THE TASK: Tell how many lines carry the word "various"; the reply is the number and nothing else.

══ EXCERPTED DATA

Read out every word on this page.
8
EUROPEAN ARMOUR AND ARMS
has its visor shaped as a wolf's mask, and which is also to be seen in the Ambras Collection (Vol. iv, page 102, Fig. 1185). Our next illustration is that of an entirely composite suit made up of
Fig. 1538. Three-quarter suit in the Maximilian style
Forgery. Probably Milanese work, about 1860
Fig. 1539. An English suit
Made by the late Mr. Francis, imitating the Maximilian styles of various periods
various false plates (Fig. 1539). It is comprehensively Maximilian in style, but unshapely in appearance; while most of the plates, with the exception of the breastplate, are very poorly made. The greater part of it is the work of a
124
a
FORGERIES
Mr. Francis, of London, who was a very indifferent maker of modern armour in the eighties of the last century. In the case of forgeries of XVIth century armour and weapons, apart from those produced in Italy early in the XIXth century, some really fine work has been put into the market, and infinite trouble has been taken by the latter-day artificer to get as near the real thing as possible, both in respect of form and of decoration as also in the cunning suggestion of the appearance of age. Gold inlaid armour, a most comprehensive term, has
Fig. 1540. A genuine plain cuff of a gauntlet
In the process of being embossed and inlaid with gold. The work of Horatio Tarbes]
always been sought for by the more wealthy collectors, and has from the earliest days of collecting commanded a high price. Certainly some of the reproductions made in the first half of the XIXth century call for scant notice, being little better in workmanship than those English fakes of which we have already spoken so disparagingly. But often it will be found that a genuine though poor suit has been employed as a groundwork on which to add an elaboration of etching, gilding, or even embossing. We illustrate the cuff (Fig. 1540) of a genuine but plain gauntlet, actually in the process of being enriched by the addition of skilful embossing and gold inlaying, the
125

════

TASK ANSWER: 2